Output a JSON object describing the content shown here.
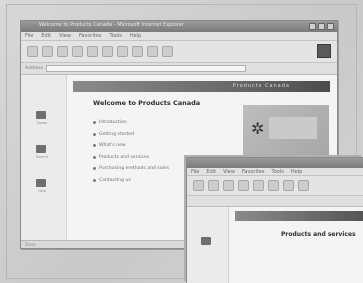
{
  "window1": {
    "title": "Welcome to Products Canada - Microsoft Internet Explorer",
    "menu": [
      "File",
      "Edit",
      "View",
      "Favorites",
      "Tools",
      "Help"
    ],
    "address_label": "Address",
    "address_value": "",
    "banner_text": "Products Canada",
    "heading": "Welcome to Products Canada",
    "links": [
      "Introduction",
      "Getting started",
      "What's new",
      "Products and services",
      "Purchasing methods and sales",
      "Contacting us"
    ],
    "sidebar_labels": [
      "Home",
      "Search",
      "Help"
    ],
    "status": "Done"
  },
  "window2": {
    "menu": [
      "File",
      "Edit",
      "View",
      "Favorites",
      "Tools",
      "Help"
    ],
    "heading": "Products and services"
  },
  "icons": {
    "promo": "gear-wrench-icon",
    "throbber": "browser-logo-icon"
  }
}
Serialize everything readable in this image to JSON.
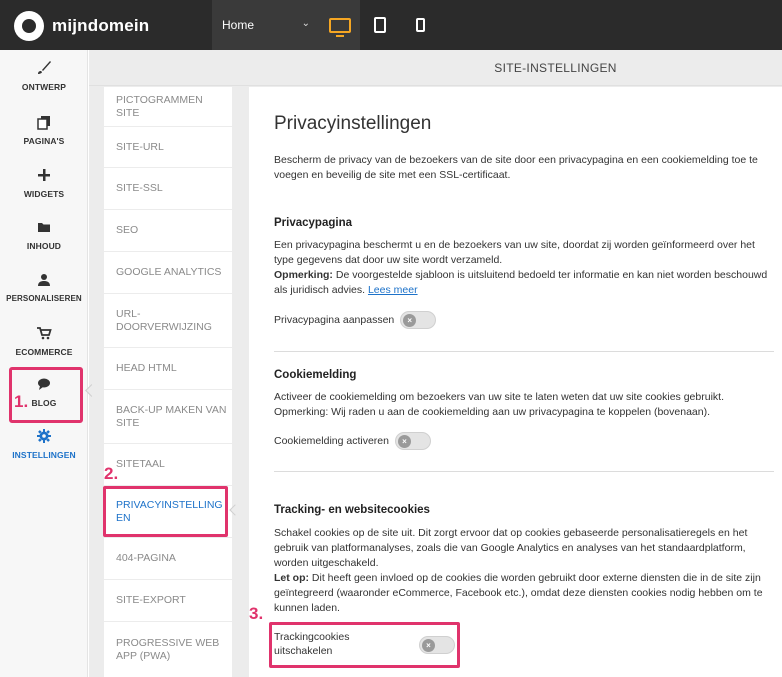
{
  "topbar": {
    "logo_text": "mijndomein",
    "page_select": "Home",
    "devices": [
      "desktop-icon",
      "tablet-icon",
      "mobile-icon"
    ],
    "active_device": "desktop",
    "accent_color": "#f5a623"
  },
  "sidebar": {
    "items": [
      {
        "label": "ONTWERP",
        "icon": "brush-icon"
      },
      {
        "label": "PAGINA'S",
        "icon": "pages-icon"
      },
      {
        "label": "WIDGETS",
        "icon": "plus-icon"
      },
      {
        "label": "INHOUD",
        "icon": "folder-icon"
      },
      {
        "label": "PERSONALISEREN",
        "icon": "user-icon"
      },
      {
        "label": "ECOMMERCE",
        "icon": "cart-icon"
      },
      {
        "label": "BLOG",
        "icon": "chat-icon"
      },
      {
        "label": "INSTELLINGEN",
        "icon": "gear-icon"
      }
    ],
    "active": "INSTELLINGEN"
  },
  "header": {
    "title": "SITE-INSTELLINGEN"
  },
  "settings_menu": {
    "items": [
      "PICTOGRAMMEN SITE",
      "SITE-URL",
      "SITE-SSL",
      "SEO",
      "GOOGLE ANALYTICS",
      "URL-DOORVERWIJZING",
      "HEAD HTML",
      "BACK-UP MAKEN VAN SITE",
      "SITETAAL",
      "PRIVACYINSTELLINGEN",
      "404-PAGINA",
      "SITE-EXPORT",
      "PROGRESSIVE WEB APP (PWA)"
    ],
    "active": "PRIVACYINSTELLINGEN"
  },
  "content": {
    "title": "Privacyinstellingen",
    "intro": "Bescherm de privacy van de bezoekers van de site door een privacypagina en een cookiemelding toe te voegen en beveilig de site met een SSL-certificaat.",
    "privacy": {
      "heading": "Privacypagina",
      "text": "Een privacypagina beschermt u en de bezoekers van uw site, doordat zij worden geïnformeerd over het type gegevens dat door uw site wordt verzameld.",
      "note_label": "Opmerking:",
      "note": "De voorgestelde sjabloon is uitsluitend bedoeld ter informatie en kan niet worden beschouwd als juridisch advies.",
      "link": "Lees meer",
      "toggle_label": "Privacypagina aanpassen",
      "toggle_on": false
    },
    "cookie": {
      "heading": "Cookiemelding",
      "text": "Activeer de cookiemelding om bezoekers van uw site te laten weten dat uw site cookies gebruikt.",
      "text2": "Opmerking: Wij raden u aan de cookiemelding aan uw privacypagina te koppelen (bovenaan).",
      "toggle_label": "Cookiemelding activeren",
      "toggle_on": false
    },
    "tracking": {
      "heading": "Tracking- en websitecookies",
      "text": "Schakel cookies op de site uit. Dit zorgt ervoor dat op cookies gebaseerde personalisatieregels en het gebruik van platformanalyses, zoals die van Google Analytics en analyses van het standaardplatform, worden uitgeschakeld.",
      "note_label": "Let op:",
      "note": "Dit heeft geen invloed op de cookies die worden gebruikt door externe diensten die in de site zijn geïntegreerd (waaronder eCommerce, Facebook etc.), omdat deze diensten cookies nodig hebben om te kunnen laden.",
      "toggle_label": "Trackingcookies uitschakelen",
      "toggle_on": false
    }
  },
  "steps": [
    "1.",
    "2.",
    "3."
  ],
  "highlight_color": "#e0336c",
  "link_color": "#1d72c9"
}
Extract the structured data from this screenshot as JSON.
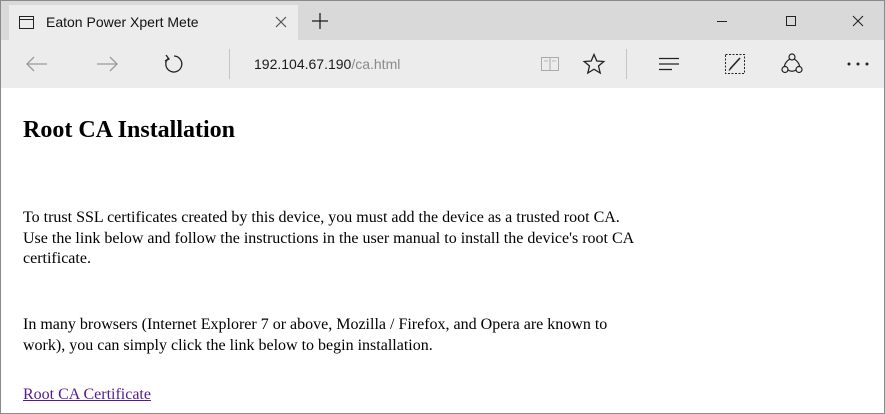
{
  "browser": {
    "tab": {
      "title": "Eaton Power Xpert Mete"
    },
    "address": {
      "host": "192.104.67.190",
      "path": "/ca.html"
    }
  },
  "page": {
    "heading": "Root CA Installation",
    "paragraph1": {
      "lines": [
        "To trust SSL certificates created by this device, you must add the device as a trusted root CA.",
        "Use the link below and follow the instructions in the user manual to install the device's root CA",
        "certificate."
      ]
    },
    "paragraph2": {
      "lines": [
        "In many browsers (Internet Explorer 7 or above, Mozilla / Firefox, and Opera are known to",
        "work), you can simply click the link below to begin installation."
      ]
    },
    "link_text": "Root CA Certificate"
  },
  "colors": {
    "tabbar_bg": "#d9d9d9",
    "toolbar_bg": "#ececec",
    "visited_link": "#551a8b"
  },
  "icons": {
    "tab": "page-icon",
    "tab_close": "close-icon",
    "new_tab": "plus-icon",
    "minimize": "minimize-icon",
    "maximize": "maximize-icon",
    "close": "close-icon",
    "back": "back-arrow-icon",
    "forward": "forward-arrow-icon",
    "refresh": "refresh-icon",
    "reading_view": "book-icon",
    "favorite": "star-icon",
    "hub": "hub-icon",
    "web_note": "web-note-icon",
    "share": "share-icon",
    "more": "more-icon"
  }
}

_EXERCISE AIM_. Without the pictures, reproduce every line of the records above exactly.

_ANSWER TO THIS PROBLEM_.
Output a JSON object describing the content shown here.
{
  "window1": {
    "title": "Welcome to Products Canada - Microsoft Internet Explorer",
    "menu": [
      "File",
      "Edit",
      "View",
      "Favorites",
      "Tools",
      "Help"
    ],
    "address_label": "Address",
    "address_value": "",
    "banner_text": "Products Canada",
    "heading": "Welcome to Products Canada",
    "links": [
      "Introduction",
      "Getting started",
      "What's new",
      "Products and services",
      "Purchasing methods and sales",
      "Contacting us"
    ],
    "sidebar_labels": [
      "Home",
      "Search",
      "Help"
    ],
    "status": "Done"
  },
  "window2": {
    "menu": [
      "File",
      "Edit",
      "View",
      "Favorites",
      "Tools",
      "Help"
    ],
    "heading": "Products and services"
  },
  "icons": {
    "promo": "gear-wrench-icon",
    "throbber": "browser-logo-icon"
  }
}
Serialize everything readable in this image to JSON.
{
  "topbar": {
    "logo_text": "mijndomein",
    "page_select": "Home",
    "devices": [
      "desktop-icon",
      "tablet-icon",
      "mobile-icon"
    ],
    "active_device": "desktop",
    "accent_color": "#f5a623"
  },
  "sidebar": {
    "items": [
      {
        "label": "ONTWERP",
        "icon": "brush-icon"
      },
      {
        "label": "PAGINA'S",
        "icon": "pages-icon"
      },
      {
        "label": "WIDGETS",
        "icon": "plus-icon"
      },
      {
        "label": "INHOUD",
        "icon": "folder-icon"
      },
      {
        "label": "PERSONALISEREN",
        "icon": "user-icon"
      },
      {
        "label": "ECOMMERCE",
        "icon": "cart-icon"
      },
      {
        "label": "BLOG",
        "icon": "chat-icon"
      },
      {
        "label": "INSTELLINGEN",
        "icon": "gear-icon"
      }
    ],
    "active": "INSTELLINGEN"
  },
  "header": {
    "title": "SITE-INSTELLINGEN"
  },
  "settings_menu": {
    "items": [
      "PICTOGRAMMEN SITE",
      "SITE-URL",
      "SITE-SSL",
      "SEO",
      "GOOGLE ANALYTICS",
      "URL-DOORVERWIJZING",
      "HEAD HTML",
      "BACK-UP MAKEN VAN SITE",
      "SITETAAL",
      "PRIVACYINSTELLINGEN",
      "404-PAGINA",
      "SITE-EXPORT",
      "PROGRESSIVE WEB APP (PWA)"
    ],
    "active": "PRIVACYINSTELLINGEN"
  },
  "content": {
    "title": "Privacyinstellingen",
    "intro": "Bescherm de privacy van de bezoekers van de site door een privacypagina en een cookiemelding toe te voegen en beveilig de site met een SSL-certificaat.",
    "privacy": {
      "heading": "Privacypagina",
      "text": "Een privacypagina beschermt u en de bezoekers van uw site, doordat zij worden geïnformeerd over het type gegevens dat door uw site wordt verzameld.",
      "note_label": "Opmerking:",
      "note": "De voorgestelde sjabloon is uitsluitend bedoeld ter informatie en kan niet worden beschouwd als juridisch advies.",
      "link": "Lees meer",
      "toggle_label": "Privacypagina aanpassen",
      "toggle_on": false
    },
    "cookie": {
      "heading": "Cookiemelding",
      "text": "Activeer de cookiemelding om bezoekers van uw site te laten weten dat uw site cookies gebruikt.",
      "text2": "Opmerking: Wij raden u aan de cookiemelding aan uw privacypagina te koppelen (bovenaan).",
      "toggle_label": "Cookiemelding activeren",
      "toggle_on": false
    },
    "tracking": {
      "heading": "Tracking- en websitecookies",
      "text": "Schakel cookies op de site uit. Dit zorgt ervoor dat op cookies gebaseerde personalisatieregels en het gebruik van platformanalyses, zoals die van Google Analytics en analyses van het standaardplatform, worden uitgeschakeld.",
      "note_label": "Let op:",
      "note": "Dit heeft geen invloed op de cookies die worden gebruikt door externe diensten die in de site zijn geïntegreerd (waaronder eCommerce, Facebook etc.), omdat deze diensten cookies nodig hebben om te kunnen laden.",
      "toggle_label": "Trackingcookies uitschakelen",
      "toggle_on": false
    }
  },
  "steps": [
    "1.",
    "2.",
    "3."
  ],
  "highlight_color": "#e0336c",
  "link_color": "#1d72c9"
}
Extract the structured data from this screenshot as JSON.
{
  "browser": {
    "tab": {
      "title": "Eaton Power Xpert Mete"
    },
    "address": {
      "host": "192.104.67.190",
      "path": "/ca.html"
    }
  },
  "page": {
    "heading": "Root CA Installation",
    "paragraph1": {
      "lines": [
        "To trust SSL certificates created by this device, you must add the device as a trusted root CA.",
        "Use the link below and follow the instructions in the user manual to install the device's root CA",
        "certificate."
      ]
    },
    "paragraph2": {
      "lines": [
        "In many browsers (Internet Explorer 7 or above, Mozilla / Firefox, and Opera are known to",
        "work), you can simply click the link below to begin installation."
      ]
    },
    "link_text": "Root CA Certificate"
  },
  "colors": {
    "tabbar_bg": "#d9d9d9",
    "toolbar_bg": "#ececec",
    "visited_link": "#551a8b"
  },
  "icons": {
    "tab": "page-icon",
    "tab_close": "close-icon",
    "new_tab": "plus-icon",
    "minimize": "minimize-icon",
    "maximize": "maximize-icon",
    "close": "close-icon",
    "back": "back-arrow-icon",
    "forward": "forward-arrow-icon",
    "refresh": "refresh-icon",
    "reading_view": "book-icon",
    "favorite": "star-icon",
    "hub": "hub-icon",
    "web_note": "web-note-icon",
    "share": "share-icon",
    "more": "more-icon"
  }
}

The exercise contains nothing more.